▸ EXERCISE GOAL
Update the rows below by replacing every instance of "Circle shape" with "Round shape" and keeping everything else unchanged. Leave the pictures out of the result.

▸ RECORDED INFORMATION

--------------------------------------------------

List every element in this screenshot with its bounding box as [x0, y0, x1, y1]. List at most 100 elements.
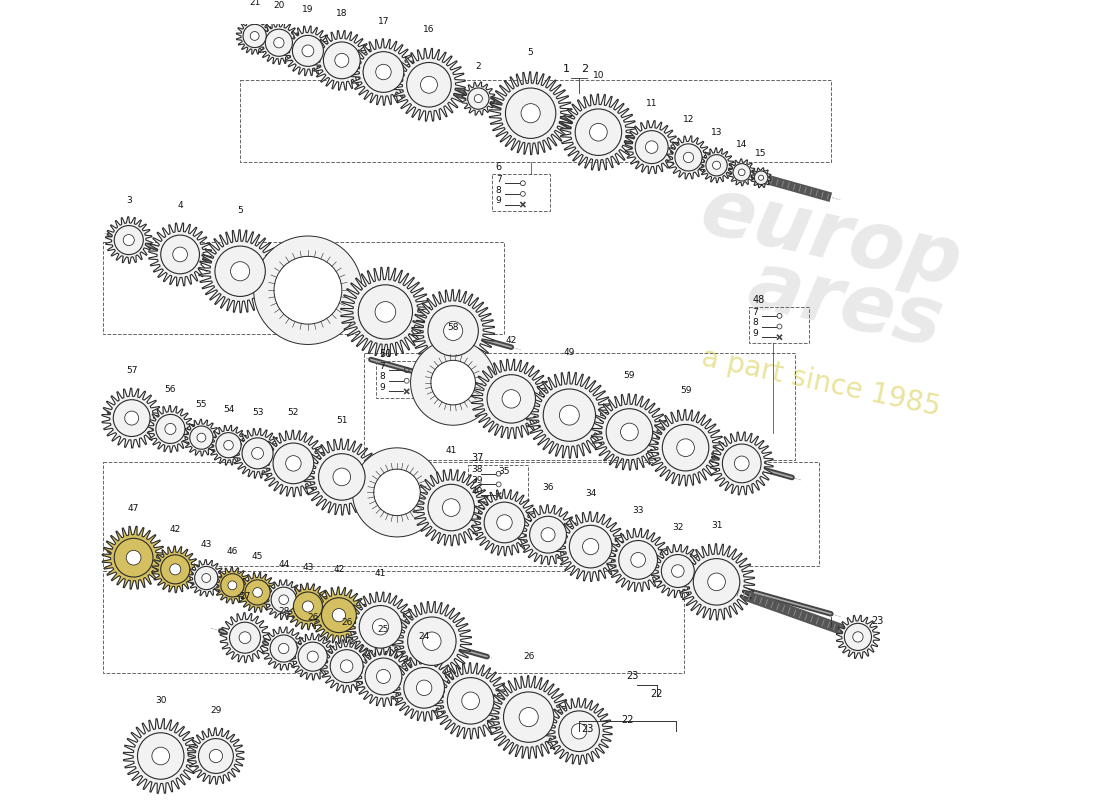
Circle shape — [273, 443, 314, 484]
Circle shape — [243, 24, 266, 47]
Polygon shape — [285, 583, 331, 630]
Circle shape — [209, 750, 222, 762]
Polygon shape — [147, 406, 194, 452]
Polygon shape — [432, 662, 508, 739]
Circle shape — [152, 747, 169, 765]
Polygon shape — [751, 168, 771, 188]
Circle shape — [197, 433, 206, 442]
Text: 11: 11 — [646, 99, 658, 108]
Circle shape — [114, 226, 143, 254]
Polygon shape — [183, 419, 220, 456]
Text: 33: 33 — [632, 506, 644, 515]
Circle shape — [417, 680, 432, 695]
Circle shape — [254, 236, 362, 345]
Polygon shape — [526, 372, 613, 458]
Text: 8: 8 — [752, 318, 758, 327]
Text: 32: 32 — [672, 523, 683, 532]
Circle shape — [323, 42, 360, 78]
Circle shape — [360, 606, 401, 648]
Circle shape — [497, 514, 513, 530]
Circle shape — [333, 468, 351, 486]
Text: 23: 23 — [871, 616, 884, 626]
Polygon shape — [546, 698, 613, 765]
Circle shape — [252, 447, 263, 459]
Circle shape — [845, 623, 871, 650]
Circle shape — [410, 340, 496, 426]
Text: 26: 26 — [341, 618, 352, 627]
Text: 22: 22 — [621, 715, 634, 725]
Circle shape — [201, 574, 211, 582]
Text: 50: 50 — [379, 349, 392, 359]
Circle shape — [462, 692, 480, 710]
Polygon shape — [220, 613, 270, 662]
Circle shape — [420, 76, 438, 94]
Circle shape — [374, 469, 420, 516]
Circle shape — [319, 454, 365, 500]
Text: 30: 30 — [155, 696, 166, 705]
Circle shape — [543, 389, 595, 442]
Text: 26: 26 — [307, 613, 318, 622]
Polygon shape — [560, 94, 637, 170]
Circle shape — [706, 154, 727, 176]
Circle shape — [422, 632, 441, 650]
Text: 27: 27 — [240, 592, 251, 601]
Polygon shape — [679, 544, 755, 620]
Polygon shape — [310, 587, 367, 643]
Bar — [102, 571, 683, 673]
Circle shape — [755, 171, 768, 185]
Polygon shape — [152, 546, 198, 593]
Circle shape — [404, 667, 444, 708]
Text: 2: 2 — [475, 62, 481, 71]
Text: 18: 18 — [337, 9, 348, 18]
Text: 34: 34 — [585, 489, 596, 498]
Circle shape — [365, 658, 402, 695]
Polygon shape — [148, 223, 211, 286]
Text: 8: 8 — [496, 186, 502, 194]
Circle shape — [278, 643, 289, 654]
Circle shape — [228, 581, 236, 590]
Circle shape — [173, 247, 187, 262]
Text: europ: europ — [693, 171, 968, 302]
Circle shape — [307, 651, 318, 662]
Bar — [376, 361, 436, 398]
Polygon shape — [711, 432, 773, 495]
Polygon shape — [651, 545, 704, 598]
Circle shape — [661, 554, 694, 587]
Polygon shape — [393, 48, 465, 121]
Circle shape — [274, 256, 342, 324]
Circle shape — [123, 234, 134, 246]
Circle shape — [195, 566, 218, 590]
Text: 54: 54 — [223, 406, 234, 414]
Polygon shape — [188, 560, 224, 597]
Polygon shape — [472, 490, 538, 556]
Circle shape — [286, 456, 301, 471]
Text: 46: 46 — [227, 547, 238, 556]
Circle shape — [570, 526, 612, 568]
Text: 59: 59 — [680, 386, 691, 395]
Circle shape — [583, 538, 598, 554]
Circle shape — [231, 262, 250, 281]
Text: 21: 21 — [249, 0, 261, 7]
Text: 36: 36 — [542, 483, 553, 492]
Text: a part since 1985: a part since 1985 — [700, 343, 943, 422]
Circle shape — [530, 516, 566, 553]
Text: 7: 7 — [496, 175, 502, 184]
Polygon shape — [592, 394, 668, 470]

--------------------------------------------------

▸ SOLUTION BELOW
List every element in this screenshot with its bounding box as [x0, y0, x1, y1]. List at most 100 elements.
Round shape — [273, 443, 314, 484]
Round shape — [243, 24, 266, 47]
Polygon shape — [285, 583, 331, 630]
Round shape — [209, 750, 222, 762]
Polygon shape — [147, 406, 194, 452]
Polygon shape — [432, 662, 508, 739]
Round shape — [152, 747, 169, 765]
Polygon shape — [751, 168, 771, 188]
Round shape — [197, 433, 206, 442]
Text: 11: 11 — [646, 99, 658, 108]
Round shape — [114, 226, 143, 254]
Polygon shape — [183, 419, 220, 456]
Text: 33: 33 — [632, 506, 644, 515]
Round shape — [417, 680, 432, 695]
Round shape — [254, 236, 362, 345]
Polygon shape — [526, 372, 613, 458]
Text: 8: 8 — [752, 318, 758, 327]
Text: 32: 32 — [672, 523, 683, 532]
Round shape — [323, 42, 360, 78]
Round shape — [360, 606, 401, 648]
Round shape — [497, 514, 513, 530]
Round shape — [333, 468, 351, 486]
Text: 23: 23 — [871, 616, 884, 626]
Polygon shape — [546, 698, 613, 765]
Round shape — [252, 447, 263, 459]
Round shape — [845, 623, 871, 650]
Round shape — [410, 340, 496, 426]
Text: 26: 26 — [341, 618, 352, 627]
Text: 22: 22 — [621, 715, 634, 725]
Round shape — [201, 574, 211, 582]
Text: 50: 50 — [379, 349, 392, 359]
Round shape — [462, 692, 480, 710]
Polygon shape — [220, 613, 270, 662]
Round shape — [420, 76, 438, 94]
Round shape — [374, 469, 420, 516]
Round shape — [319, 454, 365, 500]
Text: 30: 30 — [155, 696, 166, 705]
Round shape — [543, 389, 595, 442]
Text: 26: 26 — [307, 613, 318, 622]
Polygon shape — [560, 94, 637, 170]
Round shape — [706, 154, 727, 176]
Round shape — [422, 632, 441, 650]
Text: 27: 27 — [240, 592, 251, 601]
Polygon shape — [679, 544, 755, 620]
Polygon shape — [310, 587, 367, 643]
Bar — [102, 571, 683, 673]
Round shape — [755, 171, 768, 185]
Polygon shape — [152, 546, 198, 593]
Round shape — [404, 667, 444, 708]
Text: 2: 2 — [475, 62, 481, 71]
Text: 18: 18 — [337, 9, 348, 18]
Text: 34: 34 — [585, 489, 596, 498]
Round shape — [365, 658, 402, 695]
Polygon shape — [148, 223, 211, 286]
Text: 8: 8 — [496, 186, 502, 194]
Round shape — [278, 643, 289, 654]
Round shape — [228, 581, 236, 590]
Round shape — [173, 247, 187, 262]
Text: europ: europ — [693, 171, 968, 302]
Round shape — [307, 651, 318, 662]
Bar — [376, 361, 436, 398]
Polygon shape — [711, 432, 773, 495]
Polygon shape — [651, 545, 704, 598]
Round shape — [661, 554, 694, 587]
Polygon shape — [393, 48, 465, 121]
Round shape — [274, 256, 342, 324]
Round shape — [123, 234, 134, 246]
Round shape — [195, 566, 218, 590]
Text: 54: 54 — [223, 406, 234, 414]
Polygon shape — [188, 560, 224, 597]
Polygon shape — [472, 490, 538, 556]
Round shape — [286, 456, 301, 471]
Text: 46: 46 — [227, 547, 238, 556]
Round shape — [570, 526, 612, 568]
Text: 59: 59 — [680, 386, 691, 395]
Round shape — [583, 538, 598, 554]
Round shape — [231, 262, 250, 281]
Text: 21: 21 — [249, 0, 261, 7]
Text: 36: 36 — [542, 483, 553, 492]
Text: a part since 1985: a part since 1985 — [700, 343, 943, 422]
Round shape — [530, 516, 566, 553]
Text: 7: 7 — [496, 175, 502, 184]
Polygon shape — [592, 394, 668, 470]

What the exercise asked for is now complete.